▸ **Job**: Locate each line holding the string "Synthesis" and copy it.

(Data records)
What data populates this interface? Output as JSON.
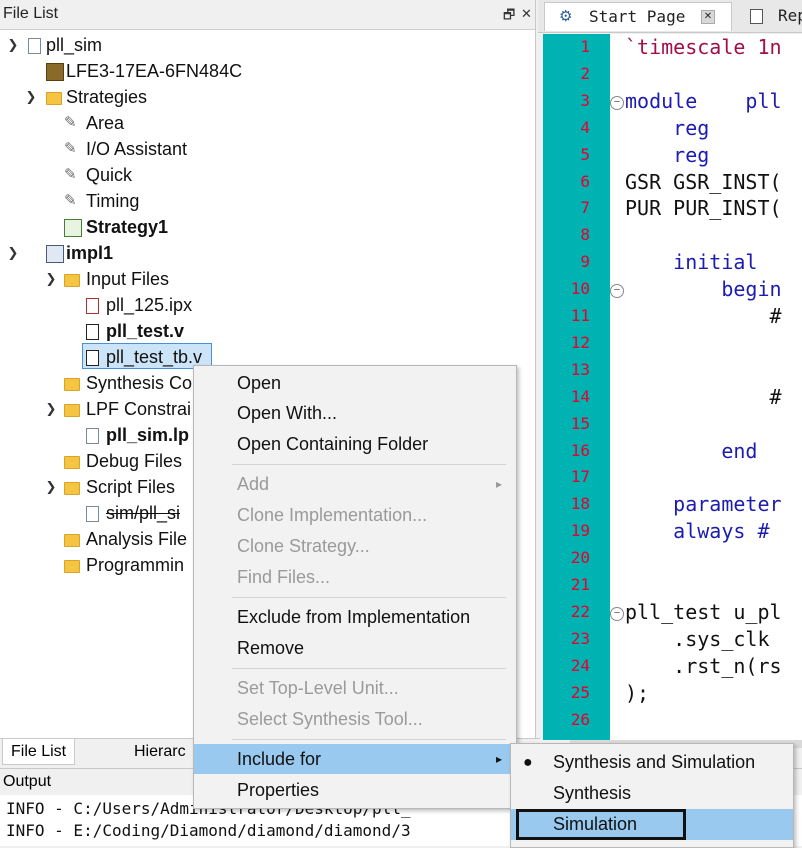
{
  "file_panel": {
    "title": "File List",
    "controls": [
      "🗗",
      "✕"
    ],
    "tree": [
      {
        "label": "pll_sim",
        "icon": "project-icon",
        "bold": false
      },
      {
        "label": "LFE3-17EA-6FN484C",
        "icon": "device-icon",
        "bold": false
      },
      {
        "label": "Strategies",
        "icon": "folder-icon",
        "bold": false
      },
      {
        "label": "Area",
        "icon": "strategy-icon",
        "bold": false
      },
      {
        "label": "I/O Assistant",
        "icon": "strategy-icon",
        "bold": false
      },
      {
        "label": "Quick",
        "icon": "strategy-icon",
        "bold": false
      },
      {
        "label": "Timing",
        "icon": "strategy-icon",
        "bold": false
      },
      {
        "label": "Strategy1",
        "icon": "active-strategy-icon",
        "bold": true
      },
      {
        "label": "impl1",
        "icon": "implementation-icon",
        "bold": true
      },
      {
        "label": "Input Files",
        "icon": "folder-icon",
        "bold": false
      },
      {
        "label": "pll_125.ipx",
        "icon": "ipx-file-icon",
        "bold": false
      },
      {
        "label": "pll_test.v",
        "icon": "verilog-file-icon",
        "bold": true
      },
      {
        "label": "pll_test_tb.v",
        "icon": "verilog-file-icon",
        "bold": false
      },
      {
        "label": "Synthesis Co",
        "icon": "folder-icon",
        "bold": false
      },
      {
        "label": "LPF Constrai",
        "icon": "folder-icon",
        "bold": false
      },
      {
        "label": "pll_sim.lp",
        "icon": "lpf-file-icon",
        "bold": true
      },
      {
        "label": "Debug Files",
        "icon": "folder-icon",
        "bold": false
      },
      {
        "label": "Script Files",
        "icon": "folder-icon",
        "bold": false
      },
      {
        "label": "sim/pll_si",
        "icon": "script-file-icon",
        "bold": false
      },
      {
        "label": "Analysis File",
        "icon": "folder-icon",
        "bold": false
      },
      {
        "label": "Programmin",
        "icon": "folder-icon",
        "bold": false
      }
    ]
  },
  "bottom_tabs": [
    "File List",
    "Hierarc"
  ],
  "output": {
    "title": "Output",
    "lines": [
      "INFO - C:/Users/Administrator/Desktop/pll_",
      "INFO - E:/Coding/Diamond/diamond/diamond/3"
    ]
  },
  "editor": {
    "tabs": [
      {
        "label": "Start Page",
        "icon": "start-page-icon"
      },
      {
        "label": "Rep",
        "icon": "report-icon"
      }
    ],
    "line_numbers": [
      "1",
      "2",
      "3",
      "4",
      "5",
      "6",
      "7",
      "8",
      "9",
      "10",
      "11",
      "12",
      "13",
      "14",
      "15",
      "16",
      "17",
      "18",
      "19",
      "20",
      "21",
      "22",
      "23",
      "24",
      "25",
      "26"
    ],
    "code": [
      "`timescale 1n",
      "",
      "module    pll",
      "    reg",
      "    reg",
      "GSR GSR_INST(",
      "PUR PUR_INST(",
      "",
      "    initial",
      "        begin",
      "            #",
      "",
      "",
      "            #",
      "",
      "        end",
      "",
      "    parameter",
      "    always #",
      "",
      "",
      "pll_test u_pl",
      "    .sys_clk",
      "    .rst_n(rs",
      ");",
      ""
    ]
  },
  "context_menu": {
    "open": "Open",
    "open_with": "Open With...",
    "open_containing_folder": "Open Containing Folder",
    "add": "Add",
    "clone_implementation": "Clone Implementation...",
    "clone_strategy": "Clone Strategy...",
    "find_files": "Find Files...",
    "exclude_from_implementation": "Exclude from Implementation",
    "remove": "Remove",
    "set_top_level_unit": "Set Top-Level Unit...",
    "select_synthesis_tool": "Select Synthesis Tool...",
    "include_for": "Include for",
    "properties": "Properties"
  },
  "submenu": {
    "synthesis_and_simulation": "Synthesis and Simulation",
    "synthesis": "Synthesis",
    "simulation": "Simulation"
  },
  "colors": {
    "gutter": "#00b3b3",
    "line_number": "#e6002e",
    "menu_highlight": "#99c9ef",
    "keyword": "#1c1cb0"
  }
}
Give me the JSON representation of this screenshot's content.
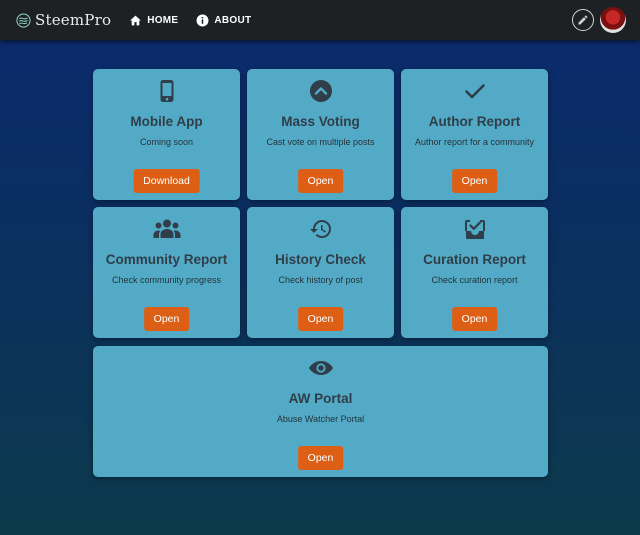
{
  "brand": {
    "name": "SteemPro",
    "icon": "steem-logo-icon"
  },
  "nav": [
    {
      "label": "HOME",
      "icon": "home-icon"
    },
    {
      "label": "ABOUT",
      "icon": "info-icon"
    }
  ],
  "header_actions": {
    "edit_icon": "pencil-icon",
    "avatar": "user-avatar"
  },
  "cards": [
    {
      "title": "Mobile App",
      "description": "Coming soon",
      "button": "Download",
      "icon": "mobile-phone-icon"
    },
    {
      "title": "Mass Voting",
      "description": "Cast vote on multiple posts",
      "button": "Open",
      "icon": "chevron-up-circle-icon"
    },
    {
      "title": "Author Report",
      "description": "Author report for a community",
      "button": "Open",
      "icon": "checkmark-icon"
    },
    {
      "title": "Community Report",
      "description": "Check community progress",
      "button": "Open",
      "icon": "people-group-icon"
    },
    {
      "title": "History Check",
      "description": "Check history of post",
      "button": "Open",
      "icon": "history-icon"
    },
    {
      "title": "Curation Report",
      "description": "Check curation report",
      "button": "Open",
      "icon": "inbox-check-icon"
    },
    {
      "title": "AW Portal",
      "description": "Abuse Watcher Portal",
      "button": "Open",
      "icon": "eye-icon"
    }
  ],
  "colors": {
    "card_bg": "#53aac6",
    "button_bg": "#dc5f15",
    "topbar_bg": "#1e2124",
    "icon_color": "#2f3e48"
  }
}
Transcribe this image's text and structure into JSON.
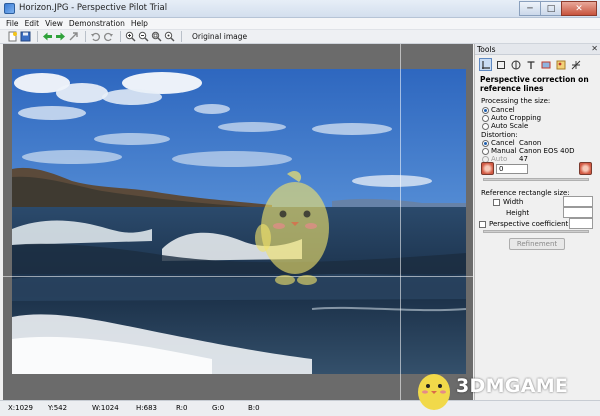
{
  "window": {
    "title": "Horizon.JPG - Perspective Pilot Trial",
    "minimize": "─",
    "maximize": "□",
    "close": "✕"
  },
  "menu": [
    "File",
    "Edit",
    "View",
    "Demonstration",
    "Help"
  ],
  "toolbar": {
    "icons": [
      "new-icon",
      "save-icon",
      "back-arrow-icon",
      "forward-arrow-icon",
      "export-icon",
      "undo-icon",
      "redo-icon",
      "zoom-in-icon",
      "zoom-out-icon",
      "zoom-fit-icon",
      "zoom-actual-icon"
    ],
    "original_image_label": "Original image"
  },
  "tools_panel": {
    "title": "Tools",
    "close": "✕",
    "section_title": "Perspective correction on reference lines",
    "processing_label": "Processing the size:",
    "processing_options": [
      {
        "label": "Cancel",
        "selected": true
      },
      {
        "label": "Auto Cropping",
        "selected": false
      },
      {
        "label": "Auto Scale",
        "selected": false
      }
    ],
    "distortion_label": "Distortion:",
    "distortion_options": [
      {
        "label": "Cancel",
        "selected": true,
        "value": "Canon"
      },
      {
        "label": "Manual",
        "selected": false,
        "value": "Canon EOS 40D"
      },
      {
        "label": "Auto",
        "selected": false,
        "value": "47"
      }
    ],
    "distortion_value": "0",
    "reference_size_label": "Reference rectangle size:",
    "width_label": "Width",
    "height_label": "Height",
    "perspective_coefficient_label": "Perspective coefficient",
    "refinement_button": "Refinement"
  },
  "status": {
    "x": "X:1029",
    "y": "Y:542",
    "w": "W:1024",
    "h": "H:683",
    "r": "R:0",
    "g": "G:0",
    "b": "B:0"
  },
  "watermark": "3DMGAME",
  "colors": {
    "titlebar": "#d3dfee",
    "canvas_bg": "#6b6b6b",
    "sky_top": "#2f6cc4",
    "sea": "#1f3550",
    "mascot": "#f1e26a"
  }
}
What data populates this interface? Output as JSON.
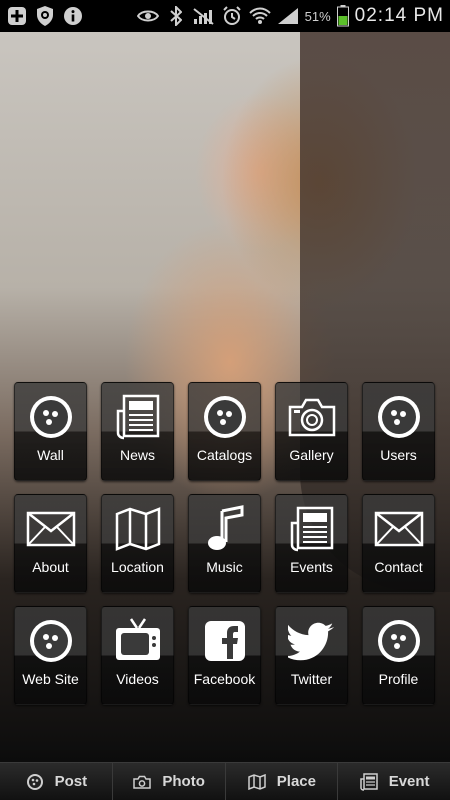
{
  "status_bar": {
    "battery": "51%",
    "time": "02:14 PM",
    "icons": [
      "add-icon",
      "shield-icon",
      "info-icon",
      "eye-icon",
      "bluetooth-icon",
      "no-signal-icon",
      "alarm-icon",
      "wifi-icon",
      "signal-icon",
      "battery-icon"
    ]
  },
  "tiles": [
    {
      "label": "Wall",
      "icon": "dots-icon"
    },
    {
      "label": "News",
      "icon": "news-icon"
    },
    {
      "label": "Catalogs",
      "icon": "dots-icon"
    },
    {
      "label": "Gallery",
      "icon": "camera-icon"
    },
    {
      "label": "Users",
      "icon": "dots-icon"
    },
    {
      "label": "About",
      "icon": "envelope-icon"
    },
    {
      "label": "Location",
      "icon": "map-icon"
    },
    {
      "label": "Music",
      "icon": "music-icon"
    },
    {
      "label": "Events",
      "icon": "news-icon"
    },
    {
      "label": "Contact",
      "icon": "envelope-icon"
    },
    {
      "label": "Web Site",
      "icon": "dots-icon"
    },
    {
      "label": "Videos",
      "icon": "tv-icon"
    },
    {
      "label": "Facebook",
      "icon": "facebook-icon"
    },
    {
      "label": "Twitter",
      "icon": "twitter-icon"
    },
    {
      "label": "Profile",
      "icon": "dots-icon"
    }
  ],
  "bottom_bar": {
    "post": "Post",
    "photo": "Photo",
    "place": "Place",
    "event": "Event"
  }
}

▸ **Full answer**:
        "label": "Synthesis Co",
    "select_synthesis_tool": "Select Synthesis Tool...",
    "synthesis_and_simulation": "Synthesis and Simulation",
    "synthesis": "Synthesis",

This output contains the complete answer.